* **EXERCISE GOAL**: Repeat the material below word for word and leave out all pictures.

-- start --

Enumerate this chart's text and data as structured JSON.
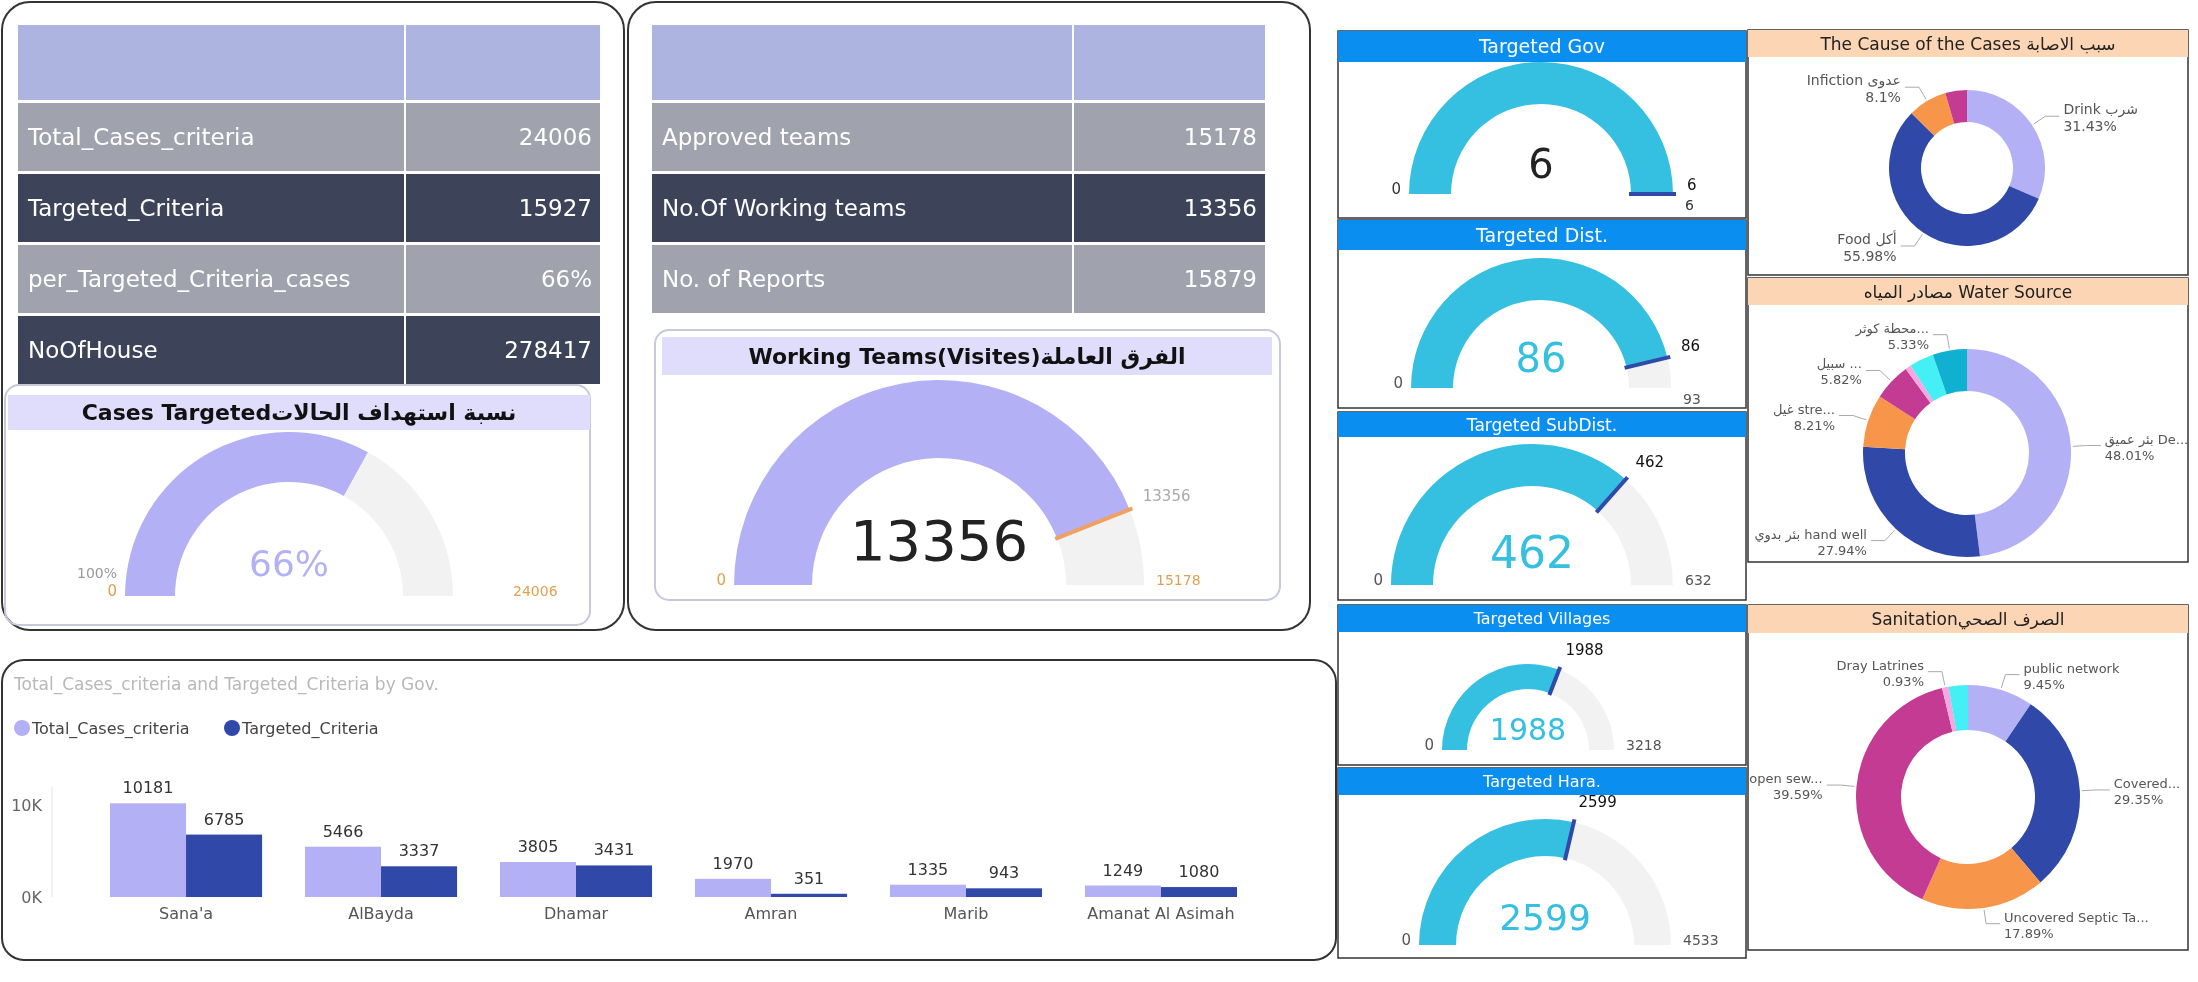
{
  "chart_data": [
    {
      "type": "other",
      "categories": [
        "Total_Cases_criteria",
        "Targeted_Criteria",
        "per_Targeted_Criteria_cases",
        "NoOfHouse"
      ],
      "value_labels": [
        "24006",
        "15927",
        "66%",
        "278417"
      ]
    },
    {
      "type": "donut",
      "title": "Cases Targetedنسبة استهداف الحالات",
      "categories": [
        null,
        null
      ],
      "values": [
        66,
        34
      ],
      "value_labels": [
        "66%",
        null
      ],
      "colors": [
        "#b4b0f5",
        "#f2f2f2"
      ],
      "annotations": [
        "0",
        "24006",
        "100%"
      ]
    },
    {
      "type": "other",
      "categories": [
        "Approved teams",
        "No.Of Working teams",
        "No. of Reports"
      ],
      "value_labels": [
        "15178",
        "13356",
        "15879"
      ]
    },
    {
      "type": "donut",
      "title": "Working Teams(Visites)الفرق العاملة",
      "categories": [
        null,
        null
      ],
      "values": [
        13356,
        1822
      ],
      "value_labels": [
        "13356",
        null
      ],
      "colors": [
        "#b4b0f5",
        "#f2f2f2"
      ],
      "annotations": [
        "0",
        "15178",
        "13356"
      ]
    },
    {
      "type": "bar",
      "title": "Total_Cases_criteria and Targeted_Criteria by Gov.",
      "categories": [
        "Sana'a",
        "AlBayda",
        "Dhamar",
        "Amran",
        "Marib",
        "Amanat Al Asimah"
      ],
      "series": [
        {
          "name": "Total_Cases_criteria",
          "color": "#b4b0f5",
          "values": [
            10181,
            5466,
            3805,
            1970,
            1335,
            1249
          ]
        },
        {
          "name": "Targeted_Criteria",
          "color": "#3048a8",
          "values": [
            6785,
            3337,
            3431,
            351,
            943,
            1080
          ]
        }
      ],
      "ylim": [
        0,
        12000
      ],
      "yticks": [
        {
          "value": 0,
          "label": "0K"
        },
        {
          "value": 10000,
          "label": "10K"
        }
      ],
      "data_labels": true,
      "legend": "top left"
    },
    {
      "type": "pie",
      "title": "Targeted Gov",
      "categories": [
        null
      ],
      "values": [
        6
      ],
      "value_labels": [
        "6"
      ],
      "colors": [
        "#35bfe0"
      ],
      "annotations": [
        "0",
        "6",
        "6"
      ]
    },
    {
      "type": "donut",
      "title": "Targeted Dist.",
      "categories": [
        null,
        null
      ],
      "values": [
        86,
        7
      ],
      "value_labels": [
        "86",
        null
      ],
      "colors": [
        "#35bfe0",
        "#f2f2f2"
      ],
      "annotations": [
        "0",
        "93",
        "86"
      ]
    },
    {
      "type": "donut",
      "title": "Targeted SubDist.",
      "categories": [
        null,
        null
      ],
      "values": [
        462,
        170
      ],
      "value_labels": [
        "462",
        null
      ],
      "colors": [
        "#35bfe0",
        "#f2f2f2"
      ],
      "annotations": [
        "0",
        "632",
        "462"
      ]
    },
    {
      "type": "donut",
      "title": "Targeted Villages",
      "categories": [
        null,
        null
      ],
      "values": [
        1988,
        1230
      ],
      "value_labels": [
        "1988",
        null
      ],
      "colors": [
        "#35bfe0",
        "#f2f2f2"
      ],
      "annotations": [
        "0",
        "3218",
        "1988"
      ]
    },
    {
      "type": "donut",
      "title": "Targeted Hara.",
      "categories": [
        null,
        null
      ],
      "values": [
        2599,
        1934
      ],
      "value_labels": [
        "2599",
        null
      ],
      "colors": [
        "#35bfe0",
        "#f2f2f2"
      ],
      "annotations": [
        "0",
        "4533",
        "2599"
      ]
    },
    {
      "type": "donut",
      "title": "The Cause of the Cases سبب الاصابة",
      "categories": [
        "Drink شرب",
        "Food أكل",
        "Infiction عدوى",
        null
      ],
      "values": [
        31.43,
        55.98,
        8.1,
        4.49
      ],
      "value_labels": [
        "31.43%",
        "55.98%",
        "8.1%",
        null
      ],
      "colors": [
        "#b4b0f5",
        "#3048a8",
        "#f7964a",
        "#c43b94"
      ]
    },
    {
      "type": "donut",
      "title": "مصادر المياه Water Source",
      "categories": [
        "بئر عميق De...",
        "بئر بدوي hand well",
        "غيل stre...",
        "سبيل ...",
        null,
        null,
        "محطة كوثر..."
      ],
      "values": [
        48.01,
        27.94,
        8.21,
        5.82,
        0.9,
        3.79,
        5.33
      ],
      "value_labels": [
        "48.01%",
        "27.94%",
        "8.21%",
        "5.82%",
        null,
        null,
        "5.33%"
      ],
      "colors": [
        "#b4b0f5",
        "#3048a8",
        "#f7964a",
        "#c43b94",
        "#f5a8e0",
        "#44f0f5",
        "#10b0d0"
      ]
    },
    {
      "type": "donut",
      "title": "Sanitationالصرف الصحي",
      "categories": [
        "public network",
        "Covered...",
        "Uncovered Septic Ta...",
        "open sew...",
        "Dray Latrines",
        null
      ],
      "values": [
        9.45,
        29.35,
        17.89,
        39.59,
        0.93,
        2.79
      ],
      "value_labels": [
        "9.45%",
        "29.35%",
        "17.89%",
        "39.59%",
        "0.93%",
        null
      ],
      "colors": [
        "#b4b0f5",
        "#3048a8",
        "#f7964a",
        "#c43b94",
        "#f5a8e0",
        "#44f0f5"
      ]
    }
  ]
}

-- end --

* **SOLUTION TO THE PROBLEM**:
Enumerate this chart's text and data as structured JSON.
{
  "chart_data": [
    {
      "type": "other",
      "categories": [
        "Total_Cases_criteria",
        "Targeted_Criteria",
        "per_Targeted_Criteria_cases",
        "NoOfHouse"
      ],
      "value_labels": [
        "24006",
        "15927",
        "66%",
        "278417"
      ]
    },
    {
      "type": "donut",
      "title": "Cases Targetedنسبة استهداف الحالات",
      "categories": [
        null,
        null
      ],
      "values": [
        66,
        34
      ],
      "value_labels": [
        "66%",
        null
      ],
      "colors": [
        "#b4b0f5",
        "#f2f2f2"
      ],
      "annotations": [
        "0",
        "24006",
        "100%"
      ]
    },
    {
      "type": "other",
      "categories": [
        "Approved teams",
        "No.Of Working teams",
        "No. of Reports"
      ],
      "value_labels": [
        "15178",
        "13356",
        "15879"
      ]
    },
    {
      "type": "donut",
      "title": "Working Teams(Visites)الفرق العاملة",
      "categories": [
        null,
        null
      ],
      "values": [
        13356,
        1822
      ],
      "value_labels": [
        "13356",
        null
      ],
      "colors": [
        "#b4b0f5",
        "#f2f2f2"
      ],
      "annotations": [
        "0",
        "15178",
        "13356"
      ]
    },
    {
      "type": "bar",
      "title": "Total_Cases_criteria and Targeted_Criteria by Gov.",
      "categories": [
        "Sana'a",
        "AlBayda",
        "Dhamar",
        "Amran",
        "Marib",
        "Amanat Al Asimah"
      ],
      "series": [
        {
          "name": "Total_Cases_criteria",
          "color": "#b4b0f5",
          "values": [
            10181,
            5466,
            3805,
            1970,
            1335,
            1249
          ]
        },
        {
          "name": "Targeted_Criteria",
          "color": "#3048a8",
          "values": [
            6785,
            3337,
            3431,
            351,
            943,
            1080
          ]
        }
      ],
      "ylim": [
        0,
        12000
      ],
      "yticks": [
        {
          "value": 0,
          "label": "0K"
        },
        {
          "value": 10000,
          "label": "10K"
        }
      ],
      "data_labels": true,
      "legend": "top left"
    },
    {
      "type": "pie",
      "title": "Targeted Gov",
      "categories": [
        null
      ],
      "values": [
        6
      ],
      "value_labels": [
        "6"
      ],
      "colors": [
        "#35bfe0"
      ],
      "annotations": [
        "0",
        "6",
        "6"
      ]
    },
    {
      "type": "donut",
      "title": "Targeted Dist.",
      "categories": [
        null,
        null
      ],
      "values": [
        86,
        7
      ],
      "value_labels": [
        "86",
        null
      ],
      "colors": [
        "#35bfe0",
        "#f2f2f2"
      ],
      "annotations": [
        "0",
        "93",
        "86"
      ]
    },
    {
      "type": "donut",
      "title": "Targeted SubDist.",
      "categories": [
        null,
        null
      ],
      "values": [
        462,
        170
      ],
      "value_labels": [
        "462",
        null
      ],
      "colors": [
        "#35bfe0",
        "#f2f2f2"
      ],
      "annotations": [
        "0",
        "632",
        "462"
      ]
    },
    {
      "type": "donut",
      "title": "Targeted Villages",
      "categories": [
        null,
        null
      ],
      "values": [
        1988,
        1230
      ],
      "value_labels": [
        "1988",
        null
      ],
      "colors": [
        "#35bfe0",
        "#f2f2f2"
      ],
      "annotations": [
        "0",
        "3218",
        "1988"
      ]
    },
    {
      "type": "donut",
      "title": "Targeted Hara.",
      "categories": [
        null,
        null
      ],
      "values": [
        2599,
        1934
      ],
      "value_labels": [
        "2599",
        null
      ],
      "colors": [
        "#35bfe0",
        "#f2f2f2"
      ],
      "annotations": [
        "0",
        "4533",
        "2599"
      ]
    },
    {
      "type": "donut",
      "title": "The Cause of the Cases سبب الاصابة",
      "categories": [
        "Drink شرب",
        "Food أكل",
        "Infiction عدوى",
        null
      ],
      "values": [
        31.43,
        55.98,
        8.1,
        4.49
      ],
      "value_labels": [
        "31.43%",
        "55.98%",
        "8.1%",
        null
      ],
      "colors": [
        "#b4b0f5",
        "#3048a8",
        "#f7964a",
        "#c43b94"
      ]
    },
    {
      "type": "donut",
      "title": "مصادر المياه Water Source",
      "categories": [
        "بئر عميق De...",
        "بئر بدوي hand well",
        "غيل stre...",
        "سبيل ...",
        null,
        null,
        "محطة كوثر..."
      ],
      "values": [
        48.01,
        27.94,
        8.21,
        5.82,
        0.9,
        3.79,
        5.33
      ],
      "value_labels": [
        "48.01%",
        "27.94%",
        "8.21%",
        "5.82%",
        null,
        null,
        "5.33%"
      ],
      "colors": [
        "#b4b0f5",
        "#3048a8",
        "#f7964a",
        "#c43b94",
        "#f5a8e0",
        "#44f0f5",
        "#10b0d0"
      ]
    },
    {
      "type": "donut",
      "title": "Sanitationالصرف الصحي",
      "categories": [
        "public network",
        "Covered...",
        "Uncovered Septic Ta...",
        "open sew...",
        "Dray Latrines",
        null
      ],
      "values": [
        9.45,
        29.35,
        17.89,
        39.59,
        0.93,
        2.79
      ],
      "value_labels": [
        "9.45%",
        "29.35%",
        "17.89%",
        "39.59%",
        "0.93%",
        null
      ],
      "colors": [
        "#b4b0f5",
        "#3048a8",
        "#f7964a",
        "#c43b94",
        "#f5a8e0",
        "#44f0f5"
      ]
    }
  ]
}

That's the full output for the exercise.